Exercise requirements: Copy the records below exactly as they appear.

## Begin

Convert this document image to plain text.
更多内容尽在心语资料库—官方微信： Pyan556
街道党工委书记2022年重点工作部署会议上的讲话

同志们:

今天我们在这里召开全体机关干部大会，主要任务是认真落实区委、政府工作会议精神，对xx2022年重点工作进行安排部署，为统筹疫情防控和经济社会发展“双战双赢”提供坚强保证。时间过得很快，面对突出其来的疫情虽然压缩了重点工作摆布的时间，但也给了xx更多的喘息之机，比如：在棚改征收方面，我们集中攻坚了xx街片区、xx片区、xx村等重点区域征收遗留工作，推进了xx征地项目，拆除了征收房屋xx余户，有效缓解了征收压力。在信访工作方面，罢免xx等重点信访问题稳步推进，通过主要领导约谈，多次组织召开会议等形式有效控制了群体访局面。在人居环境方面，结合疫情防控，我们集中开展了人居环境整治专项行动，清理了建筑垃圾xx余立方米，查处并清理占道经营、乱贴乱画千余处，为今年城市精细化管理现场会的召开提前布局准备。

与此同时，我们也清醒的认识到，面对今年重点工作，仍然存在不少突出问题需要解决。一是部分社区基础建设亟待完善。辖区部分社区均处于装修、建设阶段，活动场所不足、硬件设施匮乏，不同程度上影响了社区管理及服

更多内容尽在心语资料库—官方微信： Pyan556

## End

Final result:
Convert this document image to plain text.
更多内容尽在心语资料库—官方微信： Pyan556
街道党工委书记2022年重点工作部署会议上的讲话

同志们:

今天我们在这里召开全体机关干部大会，主要任务是认真落实区委、政府工作会议精神，对xx2022年重点工作进行安排部署，为统筹疫情防控和经济社会发展“双战双赢”提供坚强保证。时间过得很快，面对突出其来的疫情虽然压缩了重点工作摆布的时间，但也给了xx更多的喘息之机，比如：在棚改征收方面，我们集中攻坚了xx街片区、xx片区、xx村等重点区域征收遗留工作，推进了xx征地项目，拆除了征收房屋xx余户，有效缓解了征收压力。在信访工作方面，罢免xx等重点信访问题稳步推进，通过主要领导约谈，多次组织召开会议等形式有效控制了群体访局面。在人居环境方面，结合疫情防控，我们集中开展了人居环境整治专项行动，清理了建筑垃圾xx余立方米，查处并清理占道经营、乱贴乱画千余处，为今年城市精细化管理现场会的召开提前布局准备。

与此同时，我们也清醒的认识到，面对今年重点工作，仍然存在不少突出问题需要解决。一是部分社区基础建设亟待完善。辖区部分社区均处于装修、建设阶段，活动场所不足、硬件设施匮乏，不同程度上影响了社区管理及服

更多内容尽在心语资料库—官方微信： Pyan556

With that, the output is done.